## Exercise objective
Find how many lines hold the word "JSON". Give only the number.

## Information given
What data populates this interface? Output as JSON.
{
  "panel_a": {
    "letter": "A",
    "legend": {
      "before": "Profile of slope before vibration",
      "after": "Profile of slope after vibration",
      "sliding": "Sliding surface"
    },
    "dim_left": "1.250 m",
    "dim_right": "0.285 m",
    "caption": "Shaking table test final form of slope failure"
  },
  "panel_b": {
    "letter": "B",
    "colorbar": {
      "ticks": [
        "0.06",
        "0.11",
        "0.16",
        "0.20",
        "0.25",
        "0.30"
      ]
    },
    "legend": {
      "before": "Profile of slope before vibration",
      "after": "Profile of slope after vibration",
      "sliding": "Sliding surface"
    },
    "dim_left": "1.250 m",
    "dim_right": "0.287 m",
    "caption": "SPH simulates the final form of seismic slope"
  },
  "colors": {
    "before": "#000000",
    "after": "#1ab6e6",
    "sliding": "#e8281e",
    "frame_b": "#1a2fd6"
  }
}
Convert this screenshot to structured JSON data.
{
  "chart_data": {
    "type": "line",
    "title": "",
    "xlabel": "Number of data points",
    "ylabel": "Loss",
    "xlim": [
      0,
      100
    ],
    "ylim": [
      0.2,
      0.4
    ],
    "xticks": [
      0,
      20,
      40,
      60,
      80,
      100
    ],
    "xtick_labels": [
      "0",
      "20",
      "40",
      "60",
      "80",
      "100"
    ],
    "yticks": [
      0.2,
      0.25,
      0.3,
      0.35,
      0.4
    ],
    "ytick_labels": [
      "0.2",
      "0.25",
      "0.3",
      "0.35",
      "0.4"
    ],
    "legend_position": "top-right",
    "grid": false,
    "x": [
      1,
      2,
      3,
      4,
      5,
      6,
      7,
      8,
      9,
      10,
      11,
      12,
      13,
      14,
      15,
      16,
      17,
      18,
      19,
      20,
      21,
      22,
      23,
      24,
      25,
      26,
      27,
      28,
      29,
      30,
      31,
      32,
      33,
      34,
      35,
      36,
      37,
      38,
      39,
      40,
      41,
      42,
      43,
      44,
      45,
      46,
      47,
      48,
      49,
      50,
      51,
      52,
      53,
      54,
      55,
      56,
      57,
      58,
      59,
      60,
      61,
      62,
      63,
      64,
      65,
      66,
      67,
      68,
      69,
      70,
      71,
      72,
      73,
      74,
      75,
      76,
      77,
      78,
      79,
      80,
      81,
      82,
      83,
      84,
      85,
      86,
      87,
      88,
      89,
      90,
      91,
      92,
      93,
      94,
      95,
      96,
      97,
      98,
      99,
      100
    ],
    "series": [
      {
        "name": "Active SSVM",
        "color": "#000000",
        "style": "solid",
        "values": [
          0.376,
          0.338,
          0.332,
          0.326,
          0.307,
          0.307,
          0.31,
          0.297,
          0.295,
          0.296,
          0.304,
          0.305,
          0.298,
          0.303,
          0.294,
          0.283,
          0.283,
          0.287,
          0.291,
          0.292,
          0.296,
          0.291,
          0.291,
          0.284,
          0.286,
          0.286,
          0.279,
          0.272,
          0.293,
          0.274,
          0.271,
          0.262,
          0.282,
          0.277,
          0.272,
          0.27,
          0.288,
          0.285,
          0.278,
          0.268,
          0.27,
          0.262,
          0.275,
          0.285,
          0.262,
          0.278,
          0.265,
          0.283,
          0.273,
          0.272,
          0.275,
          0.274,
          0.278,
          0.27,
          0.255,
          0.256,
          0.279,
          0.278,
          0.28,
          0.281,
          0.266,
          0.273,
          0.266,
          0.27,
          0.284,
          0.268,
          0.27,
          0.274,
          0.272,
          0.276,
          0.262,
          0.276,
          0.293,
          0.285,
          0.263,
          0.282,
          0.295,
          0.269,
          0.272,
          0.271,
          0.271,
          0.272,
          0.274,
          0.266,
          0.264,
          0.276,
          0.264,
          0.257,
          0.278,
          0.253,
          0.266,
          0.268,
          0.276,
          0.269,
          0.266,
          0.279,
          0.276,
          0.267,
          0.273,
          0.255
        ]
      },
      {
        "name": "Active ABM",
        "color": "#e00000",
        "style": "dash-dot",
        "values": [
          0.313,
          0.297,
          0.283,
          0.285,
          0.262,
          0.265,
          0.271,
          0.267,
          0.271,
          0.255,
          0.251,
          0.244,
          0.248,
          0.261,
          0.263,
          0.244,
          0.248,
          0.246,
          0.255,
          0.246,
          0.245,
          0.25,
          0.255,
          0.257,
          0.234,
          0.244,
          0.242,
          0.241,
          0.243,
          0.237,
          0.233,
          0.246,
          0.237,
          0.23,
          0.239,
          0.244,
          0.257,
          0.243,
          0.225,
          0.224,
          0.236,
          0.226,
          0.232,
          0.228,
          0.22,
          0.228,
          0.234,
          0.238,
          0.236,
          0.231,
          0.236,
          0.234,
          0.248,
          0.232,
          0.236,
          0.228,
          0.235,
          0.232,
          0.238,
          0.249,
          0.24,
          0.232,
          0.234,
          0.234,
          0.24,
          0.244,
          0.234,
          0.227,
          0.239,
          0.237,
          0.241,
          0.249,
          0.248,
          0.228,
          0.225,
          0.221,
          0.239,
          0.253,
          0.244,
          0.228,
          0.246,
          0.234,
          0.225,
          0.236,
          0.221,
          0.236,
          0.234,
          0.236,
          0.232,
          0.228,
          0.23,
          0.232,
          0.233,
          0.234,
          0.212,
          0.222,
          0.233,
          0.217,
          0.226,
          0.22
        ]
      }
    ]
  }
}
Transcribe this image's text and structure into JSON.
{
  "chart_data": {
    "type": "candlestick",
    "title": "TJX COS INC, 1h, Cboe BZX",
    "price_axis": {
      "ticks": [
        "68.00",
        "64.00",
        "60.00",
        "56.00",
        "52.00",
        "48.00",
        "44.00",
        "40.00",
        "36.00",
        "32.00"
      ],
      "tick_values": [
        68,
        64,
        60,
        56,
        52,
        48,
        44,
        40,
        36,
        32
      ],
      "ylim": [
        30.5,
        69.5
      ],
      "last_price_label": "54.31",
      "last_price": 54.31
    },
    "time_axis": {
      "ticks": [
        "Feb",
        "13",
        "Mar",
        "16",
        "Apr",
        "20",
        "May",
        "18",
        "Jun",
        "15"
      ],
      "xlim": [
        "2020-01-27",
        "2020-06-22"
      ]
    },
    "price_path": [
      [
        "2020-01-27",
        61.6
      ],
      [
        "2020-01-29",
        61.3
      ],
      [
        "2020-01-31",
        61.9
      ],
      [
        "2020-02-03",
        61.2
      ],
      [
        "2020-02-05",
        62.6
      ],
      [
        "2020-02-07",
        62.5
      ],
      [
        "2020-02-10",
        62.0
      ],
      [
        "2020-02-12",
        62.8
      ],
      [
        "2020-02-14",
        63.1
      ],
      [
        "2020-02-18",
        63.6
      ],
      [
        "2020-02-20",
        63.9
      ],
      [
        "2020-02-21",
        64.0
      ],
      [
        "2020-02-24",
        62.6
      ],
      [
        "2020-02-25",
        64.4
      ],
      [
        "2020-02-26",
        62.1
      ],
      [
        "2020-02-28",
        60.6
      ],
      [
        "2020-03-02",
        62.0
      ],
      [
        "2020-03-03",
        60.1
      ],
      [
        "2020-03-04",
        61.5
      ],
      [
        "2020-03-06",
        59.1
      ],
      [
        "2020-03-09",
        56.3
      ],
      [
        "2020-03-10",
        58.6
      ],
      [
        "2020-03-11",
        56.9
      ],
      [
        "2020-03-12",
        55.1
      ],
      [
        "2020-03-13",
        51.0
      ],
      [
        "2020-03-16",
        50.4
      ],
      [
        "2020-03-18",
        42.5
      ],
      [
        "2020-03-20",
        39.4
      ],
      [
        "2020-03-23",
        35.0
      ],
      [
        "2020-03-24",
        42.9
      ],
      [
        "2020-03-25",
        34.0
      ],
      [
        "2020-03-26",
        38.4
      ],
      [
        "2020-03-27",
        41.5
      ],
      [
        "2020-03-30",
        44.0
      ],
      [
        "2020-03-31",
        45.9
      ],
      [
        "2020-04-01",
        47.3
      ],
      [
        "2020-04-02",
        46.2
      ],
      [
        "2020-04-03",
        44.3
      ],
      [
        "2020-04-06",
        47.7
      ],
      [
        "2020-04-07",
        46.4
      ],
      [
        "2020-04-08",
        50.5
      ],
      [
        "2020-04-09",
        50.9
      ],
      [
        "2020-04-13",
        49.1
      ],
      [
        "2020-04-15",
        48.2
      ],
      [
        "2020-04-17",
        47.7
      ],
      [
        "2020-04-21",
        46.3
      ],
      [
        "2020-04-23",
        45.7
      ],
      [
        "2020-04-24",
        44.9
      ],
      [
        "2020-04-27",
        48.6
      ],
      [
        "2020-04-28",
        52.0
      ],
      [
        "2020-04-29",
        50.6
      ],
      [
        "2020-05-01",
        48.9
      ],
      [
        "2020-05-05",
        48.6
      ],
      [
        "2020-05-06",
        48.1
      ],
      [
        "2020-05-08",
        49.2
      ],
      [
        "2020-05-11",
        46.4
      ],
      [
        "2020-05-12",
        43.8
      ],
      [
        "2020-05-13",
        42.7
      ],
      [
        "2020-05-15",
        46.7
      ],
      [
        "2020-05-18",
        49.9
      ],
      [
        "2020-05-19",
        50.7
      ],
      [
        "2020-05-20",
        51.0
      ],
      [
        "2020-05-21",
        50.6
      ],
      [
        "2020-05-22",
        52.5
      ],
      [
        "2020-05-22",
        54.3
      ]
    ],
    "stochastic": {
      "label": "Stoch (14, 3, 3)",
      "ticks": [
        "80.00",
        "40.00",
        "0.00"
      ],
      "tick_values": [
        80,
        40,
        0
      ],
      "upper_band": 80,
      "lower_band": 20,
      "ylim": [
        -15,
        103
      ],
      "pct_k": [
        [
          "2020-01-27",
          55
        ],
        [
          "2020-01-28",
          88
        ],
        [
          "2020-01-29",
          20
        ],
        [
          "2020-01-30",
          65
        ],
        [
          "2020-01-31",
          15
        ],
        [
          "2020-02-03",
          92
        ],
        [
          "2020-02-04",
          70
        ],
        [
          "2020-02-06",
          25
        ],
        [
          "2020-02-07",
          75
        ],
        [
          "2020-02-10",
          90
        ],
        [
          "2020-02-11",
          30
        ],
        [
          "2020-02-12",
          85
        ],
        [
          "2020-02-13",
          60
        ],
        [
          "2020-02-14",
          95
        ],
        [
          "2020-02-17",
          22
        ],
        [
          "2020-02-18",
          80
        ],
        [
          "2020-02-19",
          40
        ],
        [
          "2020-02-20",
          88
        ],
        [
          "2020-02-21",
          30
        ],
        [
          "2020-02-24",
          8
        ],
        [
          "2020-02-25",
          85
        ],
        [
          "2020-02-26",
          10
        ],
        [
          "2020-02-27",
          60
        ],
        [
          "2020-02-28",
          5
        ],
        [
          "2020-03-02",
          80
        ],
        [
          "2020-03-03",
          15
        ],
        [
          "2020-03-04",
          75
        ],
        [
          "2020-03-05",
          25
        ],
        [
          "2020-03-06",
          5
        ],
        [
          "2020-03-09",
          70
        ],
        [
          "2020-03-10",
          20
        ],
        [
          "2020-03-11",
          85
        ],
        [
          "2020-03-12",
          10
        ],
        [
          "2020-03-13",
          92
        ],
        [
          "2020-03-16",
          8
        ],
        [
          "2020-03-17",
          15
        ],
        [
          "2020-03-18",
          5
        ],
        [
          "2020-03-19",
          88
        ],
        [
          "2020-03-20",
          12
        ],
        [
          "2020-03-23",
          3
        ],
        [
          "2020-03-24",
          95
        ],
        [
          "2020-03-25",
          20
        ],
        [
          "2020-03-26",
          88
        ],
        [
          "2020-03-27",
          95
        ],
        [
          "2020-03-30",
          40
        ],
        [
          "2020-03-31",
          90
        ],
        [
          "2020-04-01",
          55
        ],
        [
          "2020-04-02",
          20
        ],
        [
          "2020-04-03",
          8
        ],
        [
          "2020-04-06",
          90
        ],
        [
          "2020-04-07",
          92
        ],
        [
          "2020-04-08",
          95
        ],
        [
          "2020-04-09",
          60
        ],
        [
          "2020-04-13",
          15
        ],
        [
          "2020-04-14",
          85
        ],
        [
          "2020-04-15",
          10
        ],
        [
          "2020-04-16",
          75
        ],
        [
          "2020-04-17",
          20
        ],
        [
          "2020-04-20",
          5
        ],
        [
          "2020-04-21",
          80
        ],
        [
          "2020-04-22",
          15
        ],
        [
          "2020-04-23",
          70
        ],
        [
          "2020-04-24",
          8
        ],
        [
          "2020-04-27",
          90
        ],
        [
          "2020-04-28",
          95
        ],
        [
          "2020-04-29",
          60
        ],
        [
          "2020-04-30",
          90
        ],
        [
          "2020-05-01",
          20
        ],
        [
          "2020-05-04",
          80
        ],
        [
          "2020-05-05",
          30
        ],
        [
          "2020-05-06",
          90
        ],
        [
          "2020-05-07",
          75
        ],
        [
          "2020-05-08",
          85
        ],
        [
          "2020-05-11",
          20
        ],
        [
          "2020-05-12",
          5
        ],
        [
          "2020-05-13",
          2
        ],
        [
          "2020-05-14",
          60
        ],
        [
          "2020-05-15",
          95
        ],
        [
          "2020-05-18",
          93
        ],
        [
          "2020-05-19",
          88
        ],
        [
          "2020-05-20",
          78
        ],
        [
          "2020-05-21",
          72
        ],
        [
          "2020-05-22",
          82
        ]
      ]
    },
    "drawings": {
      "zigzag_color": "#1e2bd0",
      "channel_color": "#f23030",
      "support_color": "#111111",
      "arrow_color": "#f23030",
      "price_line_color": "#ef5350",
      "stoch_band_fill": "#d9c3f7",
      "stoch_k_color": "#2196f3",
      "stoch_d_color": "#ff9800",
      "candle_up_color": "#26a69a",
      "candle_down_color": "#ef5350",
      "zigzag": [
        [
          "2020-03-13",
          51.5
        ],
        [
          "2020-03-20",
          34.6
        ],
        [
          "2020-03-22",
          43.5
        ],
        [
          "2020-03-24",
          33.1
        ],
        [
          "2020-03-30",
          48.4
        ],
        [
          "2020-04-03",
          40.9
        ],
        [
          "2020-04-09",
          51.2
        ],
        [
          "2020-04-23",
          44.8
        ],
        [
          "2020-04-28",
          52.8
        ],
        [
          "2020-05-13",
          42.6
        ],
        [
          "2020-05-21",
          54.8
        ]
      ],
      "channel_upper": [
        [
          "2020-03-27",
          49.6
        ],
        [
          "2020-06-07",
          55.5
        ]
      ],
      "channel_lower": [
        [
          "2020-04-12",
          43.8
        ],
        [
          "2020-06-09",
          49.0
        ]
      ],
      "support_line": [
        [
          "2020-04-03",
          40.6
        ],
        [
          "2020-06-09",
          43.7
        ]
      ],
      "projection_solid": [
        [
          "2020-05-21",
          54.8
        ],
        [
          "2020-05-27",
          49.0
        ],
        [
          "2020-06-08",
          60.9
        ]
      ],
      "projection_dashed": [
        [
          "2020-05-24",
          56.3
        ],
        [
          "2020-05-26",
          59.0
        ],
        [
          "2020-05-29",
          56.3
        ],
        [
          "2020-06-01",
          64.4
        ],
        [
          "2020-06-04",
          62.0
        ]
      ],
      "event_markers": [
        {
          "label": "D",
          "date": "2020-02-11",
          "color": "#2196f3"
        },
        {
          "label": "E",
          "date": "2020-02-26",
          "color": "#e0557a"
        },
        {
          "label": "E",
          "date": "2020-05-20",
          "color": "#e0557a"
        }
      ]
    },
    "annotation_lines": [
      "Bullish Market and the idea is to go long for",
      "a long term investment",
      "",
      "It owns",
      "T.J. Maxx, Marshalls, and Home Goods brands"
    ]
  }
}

## Answer to the exercise
3